Non-greedy pattern-multi-items:

\m \M Matches of the Preceding Atom
\@> \@> 1, like matching a whole pattern
\@= \@= nothing, requires a match zero-width
\@! \@! nothing, requires NO match zero-width
\@<= \@<= nothing, requires a match behind zero-width
\@<! \@<! nothing, requires NO match behind zero-width

It's recommended to use \zs instead of \@<= with the new regex engine.

Matching Newlines / End-of-Line Inside a Collection

Since $ doesn't match newline/end-of-line in a collection, you'll need to use one of these:
* \_ / \n: When used inside a 'collection' ([ ])
* With \_ prepended a collection also includes the end-of-line.
* The same can be done by including \n in a collection.

Matching Literal Key Characters

  • To include a literal ], ^, - or \ in the collection, put a
    backslash before it:
    • [xyz\]], [\^xyz], [xy\-z] and [xyz\\].
    • (Note: POSIX does not support the use of a backslash this way).

Dealing with Accents in Unicode

  • If there are unicode characters with accents, check \Z and \%C.
  • /[[=* *[==]: An equivalence class.
    • This means that characters are matched that
      have almost the same meaning, e.g., when ignoring accents.
    • This only works for Unicode, latin1 and latin9.

Unicode Accents Example

[=a=] will match characters like a, à, á, â, etc., because
they are all variations of the base character a with different accents.


Range of Operation

  • <number>: an absolute line number
  • .: the current line
  • $: the last line in the file
  • %: the whole file. The same as 1,$
  • 't: position of mark "t"
  • /pattern[/]: the next line where text "pattern" matches.

(Layout annotation records)
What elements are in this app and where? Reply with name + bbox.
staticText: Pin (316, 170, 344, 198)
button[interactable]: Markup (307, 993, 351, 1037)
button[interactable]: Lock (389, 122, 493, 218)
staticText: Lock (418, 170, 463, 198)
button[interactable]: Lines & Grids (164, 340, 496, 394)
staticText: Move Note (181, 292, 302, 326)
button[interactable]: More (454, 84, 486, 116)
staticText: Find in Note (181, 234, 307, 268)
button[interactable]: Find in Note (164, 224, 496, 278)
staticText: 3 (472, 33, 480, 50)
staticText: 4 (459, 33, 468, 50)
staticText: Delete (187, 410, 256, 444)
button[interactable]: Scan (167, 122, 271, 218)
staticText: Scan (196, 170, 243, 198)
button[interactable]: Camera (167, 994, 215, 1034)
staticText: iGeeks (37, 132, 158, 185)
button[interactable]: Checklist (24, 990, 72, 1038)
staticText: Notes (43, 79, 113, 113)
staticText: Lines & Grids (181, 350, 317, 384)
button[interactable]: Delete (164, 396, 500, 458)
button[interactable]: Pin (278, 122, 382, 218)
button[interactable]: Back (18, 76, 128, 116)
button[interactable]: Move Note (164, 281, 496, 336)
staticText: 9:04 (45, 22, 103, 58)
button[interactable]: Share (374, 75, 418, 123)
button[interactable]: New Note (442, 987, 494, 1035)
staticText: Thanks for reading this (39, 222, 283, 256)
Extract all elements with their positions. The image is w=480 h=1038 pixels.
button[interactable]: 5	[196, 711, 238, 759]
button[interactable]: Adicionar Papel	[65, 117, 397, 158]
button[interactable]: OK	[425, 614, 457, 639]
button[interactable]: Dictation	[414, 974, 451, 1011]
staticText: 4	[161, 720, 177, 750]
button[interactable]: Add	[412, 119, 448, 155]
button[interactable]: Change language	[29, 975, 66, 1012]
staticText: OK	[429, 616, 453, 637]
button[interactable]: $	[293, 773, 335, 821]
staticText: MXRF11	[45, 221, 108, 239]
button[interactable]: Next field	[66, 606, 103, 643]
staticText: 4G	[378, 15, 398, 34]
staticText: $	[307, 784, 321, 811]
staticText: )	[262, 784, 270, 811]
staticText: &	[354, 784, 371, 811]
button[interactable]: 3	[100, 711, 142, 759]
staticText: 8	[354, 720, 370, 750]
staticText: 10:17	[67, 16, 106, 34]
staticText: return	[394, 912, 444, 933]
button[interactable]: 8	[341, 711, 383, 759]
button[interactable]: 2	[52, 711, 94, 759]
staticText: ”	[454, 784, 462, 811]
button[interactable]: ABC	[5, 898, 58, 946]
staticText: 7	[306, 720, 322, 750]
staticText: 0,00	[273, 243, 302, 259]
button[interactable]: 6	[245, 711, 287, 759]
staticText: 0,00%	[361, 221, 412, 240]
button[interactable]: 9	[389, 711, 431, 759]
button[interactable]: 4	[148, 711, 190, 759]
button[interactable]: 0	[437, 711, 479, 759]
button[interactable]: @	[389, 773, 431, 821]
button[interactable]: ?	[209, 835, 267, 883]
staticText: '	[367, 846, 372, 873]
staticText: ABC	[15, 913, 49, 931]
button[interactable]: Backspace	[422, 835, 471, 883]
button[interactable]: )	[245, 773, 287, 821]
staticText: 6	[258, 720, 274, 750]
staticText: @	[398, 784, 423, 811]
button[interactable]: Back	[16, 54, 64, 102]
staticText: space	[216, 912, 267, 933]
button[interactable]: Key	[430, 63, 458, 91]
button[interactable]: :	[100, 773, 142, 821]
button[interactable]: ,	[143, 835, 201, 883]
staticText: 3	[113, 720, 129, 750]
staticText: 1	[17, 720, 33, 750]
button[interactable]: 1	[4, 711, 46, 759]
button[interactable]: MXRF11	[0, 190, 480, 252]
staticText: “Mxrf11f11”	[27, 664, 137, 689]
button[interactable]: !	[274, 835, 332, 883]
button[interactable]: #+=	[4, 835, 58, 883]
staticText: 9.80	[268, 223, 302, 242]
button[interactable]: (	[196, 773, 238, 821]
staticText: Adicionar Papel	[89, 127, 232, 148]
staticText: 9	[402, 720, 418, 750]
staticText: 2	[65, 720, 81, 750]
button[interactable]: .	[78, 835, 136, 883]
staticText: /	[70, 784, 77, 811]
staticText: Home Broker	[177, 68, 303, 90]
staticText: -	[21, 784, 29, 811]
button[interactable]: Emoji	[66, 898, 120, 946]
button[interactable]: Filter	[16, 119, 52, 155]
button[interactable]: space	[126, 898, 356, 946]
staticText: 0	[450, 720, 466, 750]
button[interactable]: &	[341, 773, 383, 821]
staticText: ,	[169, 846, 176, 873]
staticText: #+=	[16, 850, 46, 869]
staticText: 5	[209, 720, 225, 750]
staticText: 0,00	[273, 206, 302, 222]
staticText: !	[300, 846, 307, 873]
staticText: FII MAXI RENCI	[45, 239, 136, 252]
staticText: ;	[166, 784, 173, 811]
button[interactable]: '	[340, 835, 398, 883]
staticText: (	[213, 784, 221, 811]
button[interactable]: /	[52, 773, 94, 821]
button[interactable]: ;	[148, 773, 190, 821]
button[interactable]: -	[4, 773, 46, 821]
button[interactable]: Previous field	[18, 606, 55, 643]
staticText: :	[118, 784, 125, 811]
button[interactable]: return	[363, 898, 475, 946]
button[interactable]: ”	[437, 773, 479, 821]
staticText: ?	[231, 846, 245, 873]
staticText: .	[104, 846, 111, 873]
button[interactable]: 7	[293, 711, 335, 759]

**Tasks to perform:**
- a) Reproduce the records from the start of the records through the line containing "616, 453, 637]", inclusive.
- b) Continue the Vim pattern and range notes from where they end.

**Final results:**
- a)
What elements are in this app and where? Reply with name + bbox.
staticText: Pin (316, 170, 344, 198)
button[interactable]: Markup (307, 993, 351, 1037)
button[interactable]: Lock (389, 122, 493, 218)
staticText: Lock (418, 170, 463, 198)
button[interactable]: Lines & Grids (164, 340, 496, 394)
staticText: Move Note (181, 292, 302, 326)
button[interactable]: More (454, 84, 486, 116)
staticText: Find in Note (181, 234, 307, 268)
button[interactable]: Find in Note (164, 224, 496, 278)
staticText: 3 (472, 33, 480, 50)
staticText: 4 (459, 33, 468, 50)
staticText: Delete (187, 410, 256, 444)
button[interactable]: Scan (167, 122, 271, 218)
staticText: Scan (196, 170, 243, 198)
button[interactable]: Camera (167, 994, 215, 1034)
staticText: iGeeks (37, 132, 158, 185)
button[interactable]: Checklist (24, 990, 72, 1038)
staticText: Notes (43, 79, 113, 113)
staticText: Lines & Grids (181, 350, 317, 384)
button[interactable]: Delete (164, 396, 500, 458)
button[interactable]: Pin (278, 122, 382, 218)
button[interactable]: Back (18, 76, 128, 116)
button[interactable]: Move Note (164, 281, 496, 336)
staticText: 9:04 (45, 22, 103, 58)
button[interactable]: Share (374, 75, 418, 123)
button[interactable]: New Note (442, 987, 494, 1035)
staticText: Thanks for reading this (39, 222, 283, 256)
Extract all elements with their positions. The image is w=480 h=1038 pixels.
button[interactable]: 5	[196, 711, 238, 759]
button[interactable]: Adicionar Papel	[65, 117, 397, 158]
button[interactable]: OK	[425, 614, 457, 639]
button[interactable]: Dictation	[414, 974, 451, 1011]
staticText: 4	[161, 720, 177, 750]
button[interactable]: Add	[412, 119, 448, 155]
button[interactable]: Change language	[29, 975, 66, 1012]
staticText: OK	[429, 616, 453, 637]

- b)
  • ?pattern[?]: the previous line where text "pattern" matches
  • \/: the next line where the previously used search pattern matches
  • \?: the previous line where the previously used search pattern matches
  • \&: the next line where the previously used substitute pattern matches

Capture Groups and Backreferences with Substitutions and Other Pattern Commands

Commands: :s, :g, :v

You can group parts of the pattern expression by enclosing them with \( and \) (escaped parentheses, unless very magic is set).

\(captured\)  

Using \| you can combine several expressions into one, matching any of its components.
The first one matched will be used.

\(Date:\|Subject:\|From:\)\(\s.*\)  

Then they can be referenced in the substitute with:
&: The whole matched pattern
\0: The whole matched pattern
\1, ..., \9: The matched pattern in the n'th capture group (\(...\))
* The numbering is done based on which \( comes first in the pattern (left to right).
~: The previous substitute string
\L: The following characters are made lowercase
\U: The following characters are made uppercase
\E: End of \U and \L
\e: End of \U and \L
\r: Split line in two at this point
\b: Insert a <BS>
\l: Next character made lowercase
\u: Next character made uppercase
<CR>: Split line in two at this point (Type the <CR> as CTRL-Q <Enter>*)
\<CR>: Insert a carriage-return (CTRL-M) (Type the <CR> as CTRL-Q <Enter>*)
\n: Insert a <NL> (<NUL> in the file) (does NOT break the line)
\t: Insert a <Tab>
\\: Insert a single backslash
\x: Is any character not mentioned above: Reserved for future expansion

* Some systems support CTRL-V <Enter> to insert the literals

Flags

  • g: Global, replaces all occurrences on each line.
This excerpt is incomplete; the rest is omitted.